• _Document text_:
------------------------------------------------

Okay. Start with the question on low-cost carriers. No. If you mean with low-cost carriers Ryanair, I would not expect it. Whoever else, because there's not any longer this clear distinction between low cost and not low cost, there are more hybrid models out and so on. Also, on the intercontinental side, I would not exclude anything. That depends on market, that depends on airline strategy. If you are so clear on Ryanair, if this is the question, I would not expect it. If they are willing to come back, if they see a market, they are highly welcome. As a normal airline, as all other airlines with normal tourists and so on.
First or second question, regarding how to achieve the EUR 2 billion target in 2030. First of all, it's based on our internal planning, all four segments must go up. This is part of our planning. If you look on the several units, you're first of all starting with ground handling, where we have negative numbers or had negative numbers. We are far away from any cost coverage also regarding cost of capital. The first big step you will see in 2027 in combination with a new contract with Lufthansa. All along also, cost of capital must be covered. This means there's a significant relative as well as absolute increase in this segment.
The international segment is unconstrained, so there's also a huge headroom based on natural growth at all assets in our portfolio combination of volume times prices. Retail, we are looking forward. We are relatively optimistic on a conservative basis that all numbers will improve. Last but not least, in aviation itself, with for example in ROFRA, 4.6% in 2025, we are far away from the regulated one. This is a headroom. It's a growth at all four segments, of course, over proportionately in ground handling, relatively seen and absolutely unconstrained in retail as well as in the international segment.
Okay. Thank you. Marcin, please.

------------------------------------------------

• _Source material_:
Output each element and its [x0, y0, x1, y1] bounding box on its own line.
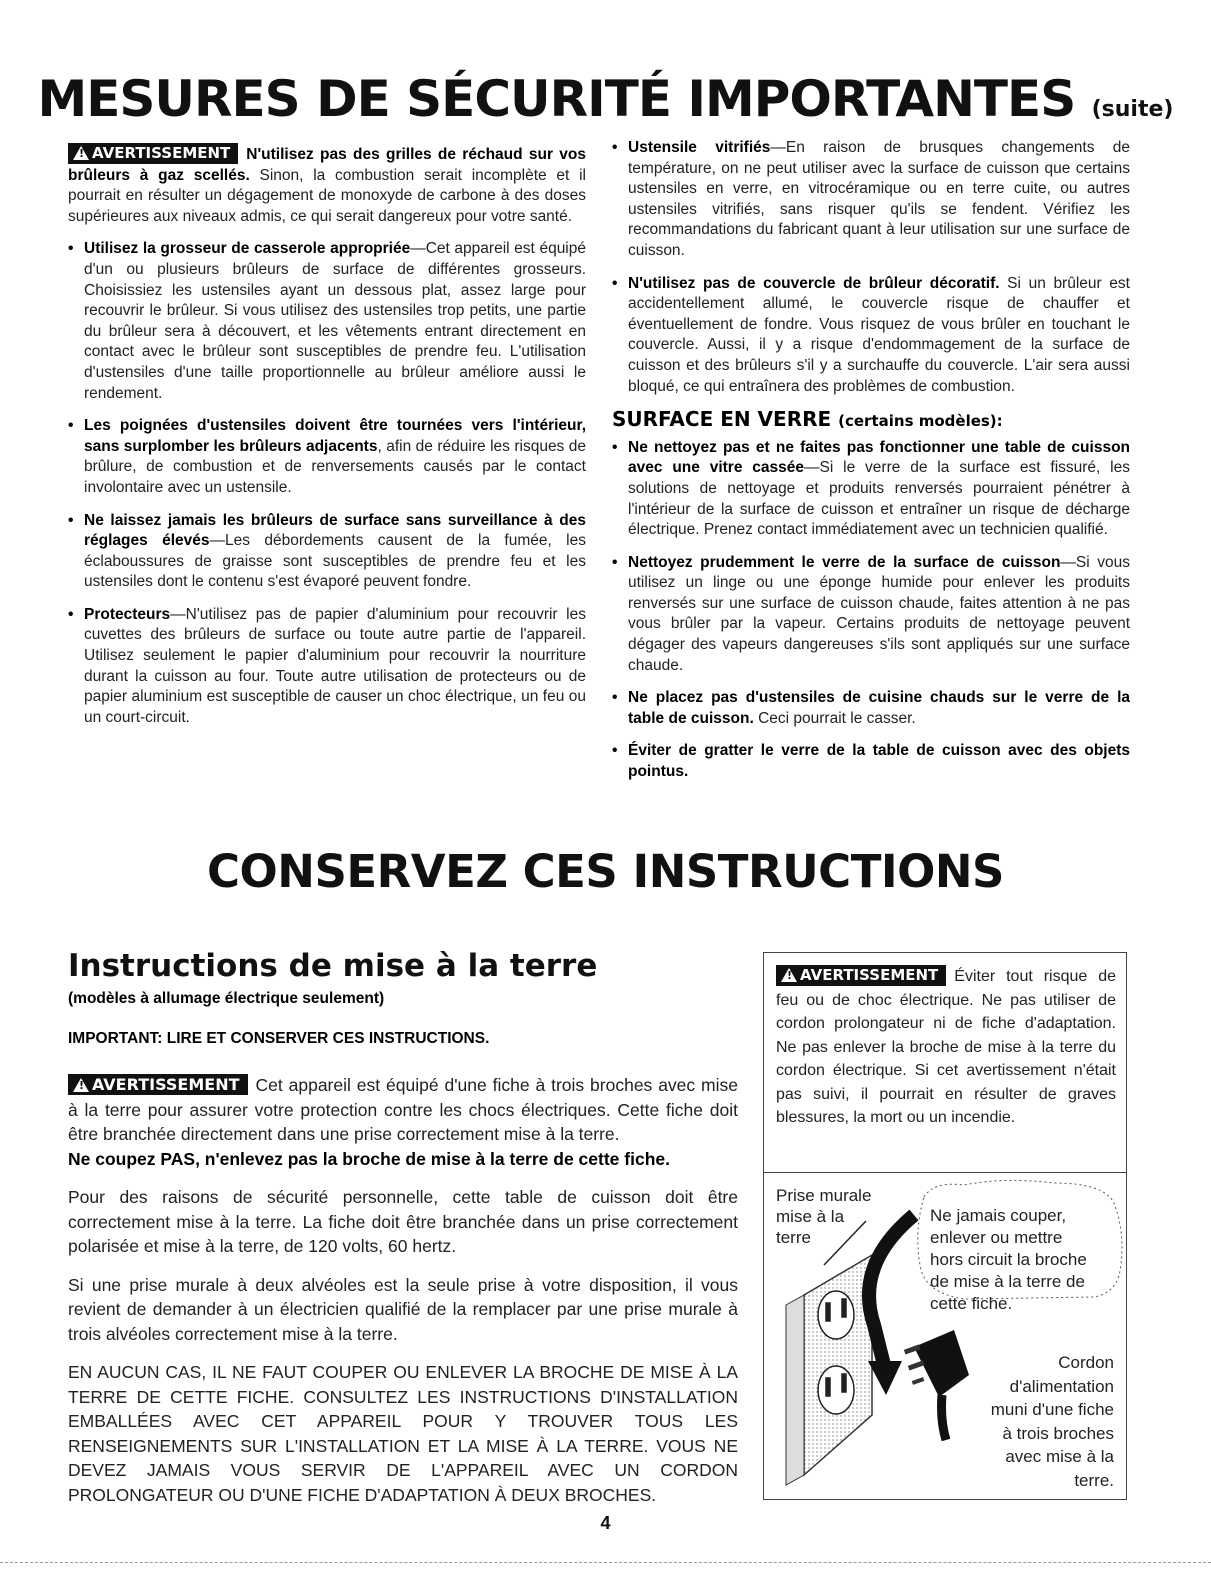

------------------------------------------------

• _Exercise goal_: Carry the airport call transcript forward from its last line, "Marcin, please."

• _Exercise response_:
Yes. Hello. Hi. It's Marcin Wojtal from Bank of America. Two questions. Firstly, on terminal two, could we just confirm that the total CapEx envelope for this upgrade and refurbishment is around EUR 1.5 billion? Could you clarify how you are planning to obtain an attractive financial return on that investment? Could it allow you to obtain further tariff increases, for example, over the medium term? Perhaps question number two, very quickly, could we just come back on retail performance in Q4? Should we consider Q4 to have been impacted by some one-offs or that was more of a clean quarter?
Maybe I'll take the first question on Terminal 2. I think we explained already the next three, four years are planning phase, decision phase, then preparation phase for construction. Real construction will not start before end of 2029, something like this, 2030. The question how we earn long term our money on that, if you know that Terminal 2 will not be back on operation 2034 or something, 2035, something like this, we are flexible on that. If you know that the market is at least going by rough number, 2% per year, something like this, 10 years from now, 2% per year plus interest on that, it's 25%, something like this.
We need the terminals to also by volume, not just finance via price or something like this, inflation and so on. Also by volume, by growth. I don't have any questions on or doubts on the question, how do we earn our money in the long run? Because this EUR 1.5 billion, yes, we confirm it on this number. That's a long-term number over several years, and it's not a short-term burden for us, something like this.
Perhaps in addition to this, what you mentioned, all the investments already done before the reopening of terminal two, each and every euro goes directly into the RAB. This is a base also for gaining more and more money. It's creating headroom also all along for fee increases.
The second question was on Q4 retail. Retail performance is these days relatively difficult to monitor because if you take on the one side, Terminal 2, where we have not done together with the concessionaires, we have not done any further modernization on that side for the recent two or three years, so it's coming a little bit down. If you look at all the jobs done in Terminal 1, you see more and more empty spaces in the central area of B because of the fire protection works that are done these days and these years. It's not just these days. That's the problem on that side. End of Q4, I think, food and beverage came back in on the air side of pier B. It was end of Q4, I think.
Yeah.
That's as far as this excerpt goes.